## Written problem:
Take each line containing the word "with" and copy it.

:: Task input ::

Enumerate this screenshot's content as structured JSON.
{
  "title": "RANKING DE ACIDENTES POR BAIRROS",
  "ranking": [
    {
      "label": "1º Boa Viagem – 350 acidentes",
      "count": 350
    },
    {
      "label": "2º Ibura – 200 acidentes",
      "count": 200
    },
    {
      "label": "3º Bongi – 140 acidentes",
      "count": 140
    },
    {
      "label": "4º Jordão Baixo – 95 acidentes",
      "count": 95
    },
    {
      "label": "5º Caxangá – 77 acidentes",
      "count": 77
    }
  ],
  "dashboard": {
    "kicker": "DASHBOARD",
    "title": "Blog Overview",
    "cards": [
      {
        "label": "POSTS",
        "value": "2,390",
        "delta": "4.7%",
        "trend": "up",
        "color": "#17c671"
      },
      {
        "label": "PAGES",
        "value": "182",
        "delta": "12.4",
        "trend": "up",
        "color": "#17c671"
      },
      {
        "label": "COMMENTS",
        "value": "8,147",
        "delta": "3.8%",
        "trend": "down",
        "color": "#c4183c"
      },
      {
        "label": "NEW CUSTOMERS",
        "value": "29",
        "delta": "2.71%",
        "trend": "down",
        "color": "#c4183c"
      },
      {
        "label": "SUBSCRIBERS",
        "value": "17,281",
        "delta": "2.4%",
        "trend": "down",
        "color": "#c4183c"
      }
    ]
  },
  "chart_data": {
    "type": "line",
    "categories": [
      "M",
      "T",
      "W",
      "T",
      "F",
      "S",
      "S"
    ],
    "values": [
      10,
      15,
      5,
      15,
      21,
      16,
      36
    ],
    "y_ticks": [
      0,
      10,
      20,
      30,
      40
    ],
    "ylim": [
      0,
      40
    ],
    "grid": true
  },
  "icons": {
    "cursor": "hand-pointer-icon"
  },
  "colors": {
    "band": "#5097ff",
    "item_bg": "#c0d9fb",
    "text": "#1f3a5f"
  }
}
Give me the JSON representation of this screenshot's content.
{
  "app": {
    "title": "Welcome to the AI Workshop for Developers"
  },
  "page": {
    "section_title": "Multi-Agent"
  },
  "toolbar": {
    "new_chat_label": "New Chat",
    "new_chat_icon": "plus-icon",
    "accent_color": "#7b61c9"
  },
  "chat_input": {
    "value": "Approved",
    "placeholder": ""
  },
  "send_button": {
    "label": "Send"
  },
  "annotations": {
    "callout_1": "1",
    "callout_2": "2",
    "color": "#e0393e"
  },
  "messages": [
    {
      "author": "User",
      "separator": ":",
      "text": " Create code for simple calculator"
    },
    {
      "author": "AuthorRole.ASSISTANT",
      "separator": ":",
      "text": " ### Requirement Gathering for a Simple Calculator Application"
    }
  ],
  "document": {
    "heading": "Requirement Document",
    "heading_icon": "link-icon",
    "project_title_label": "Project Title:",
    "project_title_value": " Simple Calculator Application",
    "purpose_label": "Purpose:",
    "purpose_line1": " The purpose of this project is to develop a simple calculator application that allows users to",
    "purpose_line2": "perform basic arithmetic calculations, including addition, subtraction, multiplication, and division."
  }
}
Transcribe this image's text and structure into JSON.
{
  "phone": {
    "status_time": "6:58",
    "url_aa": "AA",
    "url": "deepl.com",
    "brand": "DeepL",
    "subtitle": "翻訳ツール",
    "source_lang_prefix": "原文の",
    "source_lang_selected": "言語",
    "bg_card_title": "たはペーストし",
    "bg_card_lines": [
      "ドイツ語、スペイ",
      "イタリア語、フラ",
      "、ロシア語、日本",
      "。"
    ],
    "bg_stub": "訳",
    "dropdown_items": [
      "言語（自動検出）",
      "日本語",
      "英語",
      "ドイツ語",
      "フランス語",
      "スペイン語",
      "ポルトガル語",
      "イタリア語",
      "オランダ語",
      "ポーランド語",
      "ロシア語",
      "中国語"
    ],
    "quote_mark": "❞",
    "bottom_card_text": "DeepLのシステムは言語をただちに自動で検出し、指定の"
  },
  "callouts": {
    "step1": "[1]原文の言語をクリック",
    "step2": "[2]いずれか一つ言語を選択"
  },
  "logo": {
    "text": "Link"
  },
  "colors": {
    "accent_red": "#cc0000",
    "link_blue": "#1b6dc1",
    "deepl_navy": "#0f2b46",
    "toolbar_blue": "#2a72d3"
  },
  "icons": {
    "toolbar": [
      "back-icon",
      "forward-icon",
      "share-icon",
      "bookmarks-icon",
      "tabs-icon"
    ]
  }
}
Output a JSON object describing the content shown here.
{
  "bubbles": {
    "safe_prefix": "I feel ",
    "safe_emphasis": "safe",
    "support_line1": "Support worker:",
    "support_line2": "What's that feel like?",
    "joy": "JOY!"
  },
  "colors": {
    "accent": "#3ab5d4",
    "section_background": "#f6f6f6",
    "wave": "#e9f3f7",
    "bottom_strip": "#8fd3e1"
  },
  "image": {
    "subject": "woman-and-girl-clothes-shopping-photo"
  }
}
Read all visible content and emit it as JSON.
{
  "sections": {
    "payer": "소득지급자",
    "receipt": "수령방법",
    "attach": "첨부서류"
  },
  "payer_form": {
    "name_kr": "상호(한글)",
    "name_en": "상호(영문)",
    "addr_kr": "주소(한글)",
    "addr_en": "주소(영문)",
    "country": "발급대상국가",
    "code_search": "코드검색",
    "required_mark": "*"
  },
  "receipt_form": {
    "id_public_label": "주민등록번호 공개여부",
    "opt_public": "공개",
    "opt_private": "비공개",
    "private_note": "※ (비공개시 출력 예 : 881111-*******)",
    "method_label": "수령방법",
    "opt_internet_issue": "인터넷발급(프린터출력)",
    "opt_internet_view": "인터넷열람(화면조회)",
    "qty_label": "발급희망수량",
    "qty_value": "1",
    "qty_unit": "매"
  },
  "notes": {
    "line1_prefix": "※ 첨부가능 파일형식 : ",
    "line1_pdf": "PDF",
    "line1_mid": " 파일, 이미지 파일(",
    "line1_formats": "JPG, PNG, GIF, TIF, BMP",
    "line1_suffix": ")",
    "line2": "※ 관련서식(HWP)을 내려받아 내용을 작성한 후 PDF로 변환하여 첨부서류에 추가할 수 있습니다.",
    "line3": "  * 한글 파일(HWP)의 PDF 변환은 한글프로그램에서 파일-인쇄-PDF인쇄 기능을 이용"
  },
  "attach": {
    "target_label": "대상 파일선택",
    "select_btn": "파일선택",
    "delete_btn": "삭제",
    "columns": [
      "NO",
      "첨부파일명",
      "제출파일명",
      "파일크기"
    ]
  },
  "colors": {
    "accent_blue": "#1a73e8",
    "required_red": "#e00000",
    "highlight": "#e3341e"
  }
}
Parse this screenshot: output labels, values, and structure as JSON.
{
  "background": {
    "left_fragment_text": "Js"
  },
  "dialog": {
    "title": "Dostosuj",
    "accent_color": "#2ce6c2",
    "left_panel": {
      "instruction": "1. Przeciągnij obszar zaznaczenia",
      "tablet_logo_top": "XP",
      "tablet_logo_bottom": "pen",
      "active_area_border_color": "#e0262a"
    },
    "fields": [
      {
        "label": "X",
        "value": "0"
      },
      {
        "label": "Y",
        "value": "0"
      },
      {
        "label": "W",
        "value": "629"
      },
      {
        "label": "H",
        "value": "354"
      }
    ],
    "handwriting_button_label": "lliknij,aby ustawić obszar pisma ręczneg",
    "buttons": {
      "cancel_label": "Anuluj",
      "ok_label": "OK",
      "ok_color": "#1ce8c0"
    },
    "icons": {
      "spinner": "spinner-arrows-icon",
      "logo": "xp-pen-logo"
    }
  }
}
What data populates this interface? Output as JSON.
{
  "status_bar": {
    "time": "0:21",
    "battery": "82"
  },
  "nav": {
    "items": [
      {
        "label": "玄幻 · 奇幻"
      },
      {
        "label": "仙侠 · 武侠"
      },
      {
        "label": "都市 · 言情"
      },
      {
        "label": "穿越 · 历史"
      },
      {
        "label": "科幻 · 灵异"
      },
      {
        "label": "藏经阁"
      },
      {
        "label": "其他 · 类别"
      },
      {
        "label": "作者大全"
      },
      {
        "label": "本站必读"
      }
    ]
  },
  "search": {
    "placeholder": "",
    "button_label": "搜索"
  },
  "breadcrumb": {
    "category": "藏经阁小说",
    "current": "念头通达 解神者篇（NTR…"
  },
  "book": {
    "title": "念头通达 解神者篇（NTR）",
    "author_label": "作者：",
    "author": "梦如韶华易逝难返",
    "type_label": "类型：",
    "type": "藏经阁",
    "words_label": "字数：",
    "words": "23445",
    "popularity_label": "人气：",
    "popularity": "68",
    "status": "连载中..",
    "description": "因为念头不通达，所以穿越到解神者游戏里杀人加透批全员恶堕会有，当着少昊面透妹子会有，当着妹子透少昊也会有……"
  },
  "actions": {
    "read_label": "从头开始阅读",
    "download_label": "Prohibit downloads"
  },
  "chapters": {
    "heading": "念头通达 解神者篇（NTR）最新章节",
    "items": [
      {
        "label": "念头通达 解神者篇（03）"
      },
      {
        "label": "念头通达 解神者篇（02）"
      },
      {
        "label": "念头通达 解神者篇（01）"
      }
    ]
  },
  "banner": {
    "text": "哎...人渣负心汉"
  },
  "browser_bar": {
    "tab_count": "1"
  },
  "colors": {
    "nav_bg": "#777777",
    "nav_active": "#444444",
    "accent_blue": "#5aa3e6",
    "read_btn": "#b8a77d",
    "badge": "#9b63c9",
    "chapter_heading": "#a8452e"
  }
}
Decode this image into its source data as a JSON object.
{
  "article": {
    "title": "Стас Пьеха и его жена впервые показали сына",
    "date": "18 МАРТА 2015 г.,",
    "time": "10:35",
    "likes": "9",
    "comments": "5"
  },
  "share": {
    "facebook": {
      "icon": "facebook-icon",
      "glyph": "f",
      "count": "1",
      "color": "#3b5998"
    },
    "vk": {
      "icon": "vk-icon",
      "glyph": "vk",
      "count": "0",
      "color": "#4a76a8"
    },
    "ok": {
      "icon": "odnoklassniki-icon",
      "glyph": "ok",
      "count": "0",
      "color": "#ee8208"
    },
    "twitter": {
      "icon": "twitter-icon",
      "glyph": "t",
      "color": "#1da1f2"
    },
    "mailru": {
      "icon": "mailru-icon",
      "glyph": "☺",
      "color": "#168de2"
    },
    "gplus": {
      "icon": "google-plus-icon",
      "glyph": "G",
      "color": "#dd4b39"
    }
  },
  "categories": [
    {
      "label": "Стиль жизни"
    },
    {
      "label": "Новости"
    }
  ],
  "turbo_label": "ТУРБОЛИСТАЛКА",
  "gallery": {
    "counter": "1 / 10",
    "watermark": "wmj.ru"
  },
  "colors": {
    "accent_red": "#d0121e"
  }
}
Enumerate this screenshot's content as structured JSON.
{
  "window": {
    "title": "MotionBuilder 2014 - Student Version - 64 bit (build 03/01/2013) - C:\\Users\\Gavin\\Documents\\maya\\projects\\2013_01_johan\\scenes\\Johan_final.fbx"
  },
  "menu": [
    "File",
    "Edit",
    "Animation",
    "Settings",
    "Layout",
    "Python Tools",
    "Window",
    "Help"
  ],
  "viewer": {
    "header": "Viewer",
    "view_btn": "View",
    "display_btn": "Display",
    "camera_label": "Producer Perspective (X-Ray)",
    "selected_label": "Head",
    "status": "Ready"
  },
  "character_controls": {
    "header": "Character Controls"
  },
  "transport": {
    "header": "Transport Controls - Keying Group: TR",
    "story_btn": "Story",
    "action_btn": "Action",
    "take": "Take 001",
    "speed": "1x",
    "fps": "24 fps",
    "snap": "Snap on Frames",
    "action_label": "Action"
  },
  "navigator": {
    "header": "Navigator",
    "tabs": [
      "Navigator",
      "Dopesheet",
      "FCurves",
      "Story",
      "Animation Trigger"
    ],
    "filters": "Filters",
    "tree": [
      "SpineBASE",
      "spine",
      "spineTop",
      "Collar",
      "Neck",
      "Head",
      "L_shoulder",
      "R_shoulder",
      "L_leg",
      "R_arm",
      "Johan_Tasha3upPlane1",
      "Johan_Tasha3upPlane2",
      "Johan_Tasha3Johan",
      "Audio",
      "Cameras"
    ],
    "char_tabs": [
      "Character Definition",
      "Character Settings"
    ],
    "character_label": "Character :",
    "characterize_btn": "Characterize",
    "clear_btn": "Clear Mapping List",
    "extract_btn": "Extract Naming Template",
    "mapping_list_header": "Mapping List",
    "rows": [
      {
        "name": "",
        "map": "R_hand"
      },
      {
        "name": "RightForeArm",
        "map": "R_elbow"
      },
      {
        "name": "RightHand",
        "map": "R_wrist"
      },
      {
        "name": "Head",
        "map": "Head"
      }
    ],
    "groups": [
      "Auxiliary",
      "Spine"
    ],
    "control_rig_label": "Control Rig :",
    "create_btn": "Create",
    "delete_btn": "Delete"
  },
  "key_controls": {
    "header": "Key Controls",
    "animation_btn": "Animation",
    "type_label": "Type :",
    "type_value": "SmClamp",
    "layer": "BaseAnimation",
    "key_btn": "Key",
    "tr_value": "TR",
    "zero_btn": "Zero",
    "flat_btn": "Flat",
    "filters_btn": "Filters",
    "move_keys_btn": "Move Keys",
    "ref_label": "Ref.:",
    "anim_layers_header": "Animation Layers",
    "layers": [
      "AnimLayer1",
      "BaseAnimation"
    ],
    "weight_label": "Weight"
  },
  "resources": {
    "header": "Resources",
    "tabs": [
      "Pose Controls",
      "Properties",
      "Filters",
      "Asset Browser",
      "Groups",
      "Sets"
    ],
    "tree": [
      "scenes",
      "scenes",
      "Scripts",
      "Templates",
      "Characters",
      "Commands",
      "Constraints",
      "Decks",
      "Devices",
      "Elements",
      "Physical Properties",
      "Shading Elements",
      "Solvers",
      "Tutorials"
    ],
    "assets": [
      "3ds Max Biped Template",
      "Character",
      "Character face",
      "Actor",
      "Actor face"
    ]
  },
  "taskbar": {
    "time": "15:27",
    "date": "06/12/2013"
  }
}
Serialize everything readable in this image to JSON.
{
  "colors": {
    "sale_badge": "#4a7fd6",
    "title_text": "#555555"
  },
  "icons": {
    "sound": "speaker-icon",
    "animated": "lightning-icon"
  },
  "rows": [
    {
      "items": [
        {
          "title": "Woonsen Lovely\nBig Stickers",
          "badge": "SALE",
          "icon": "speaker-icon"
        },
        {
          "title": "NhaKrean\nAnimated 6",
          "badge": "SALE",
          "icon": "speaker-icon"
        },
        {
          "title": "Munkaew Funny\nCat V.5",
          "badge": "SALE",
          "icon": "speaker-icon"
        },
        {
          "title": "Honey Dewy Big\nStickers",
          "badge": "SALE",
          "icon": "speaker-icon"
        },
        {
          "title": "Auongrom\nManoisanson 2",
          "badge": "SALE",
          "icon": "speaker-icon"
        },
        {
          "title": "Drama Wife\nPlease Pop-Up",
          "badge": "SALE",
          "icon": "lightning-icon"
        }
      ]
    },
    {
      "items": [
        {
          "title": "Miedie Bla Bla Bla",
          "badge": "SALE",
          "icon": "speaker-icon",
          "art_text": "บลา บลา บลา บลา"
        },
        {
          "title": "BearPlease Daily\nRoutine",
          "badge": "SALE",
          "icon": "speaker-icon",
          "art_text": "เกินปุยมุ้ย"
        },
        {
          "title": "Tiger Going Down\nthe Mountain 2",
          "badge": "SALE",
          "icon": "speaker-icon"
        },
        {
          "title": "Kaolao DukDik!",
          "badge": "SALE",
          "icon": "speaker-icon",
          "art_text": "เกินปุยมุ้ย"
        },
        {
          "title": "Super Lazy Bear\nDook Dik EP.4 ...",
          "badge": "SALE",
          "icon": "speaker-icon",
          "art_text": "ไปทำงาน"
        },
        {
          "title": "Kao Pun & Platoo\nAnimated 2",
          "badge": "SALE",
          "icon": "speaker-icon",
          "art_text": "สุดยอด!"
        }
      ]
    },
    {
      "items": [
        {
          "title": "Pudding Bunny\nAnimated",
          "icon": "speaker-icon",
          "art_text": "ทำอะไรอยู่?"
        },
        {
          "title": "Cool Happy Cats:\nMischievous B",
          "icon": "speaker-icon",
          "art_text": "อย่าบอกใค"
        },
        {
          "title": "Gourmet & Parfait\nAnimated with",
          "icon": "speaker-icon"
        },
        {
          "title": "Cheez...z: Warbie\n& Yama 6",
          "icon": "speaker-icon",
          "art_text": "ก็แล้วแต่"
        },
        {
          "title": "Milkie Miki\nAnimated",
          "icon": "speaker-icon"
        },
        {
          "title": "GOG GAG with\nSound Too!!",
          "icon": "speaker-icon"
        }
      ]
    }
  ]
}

:::

## Response to this task:
          "title": "Gourmet & Parfait\nAnimated with",
          "title": "GOG GAG with\nSound Too!!",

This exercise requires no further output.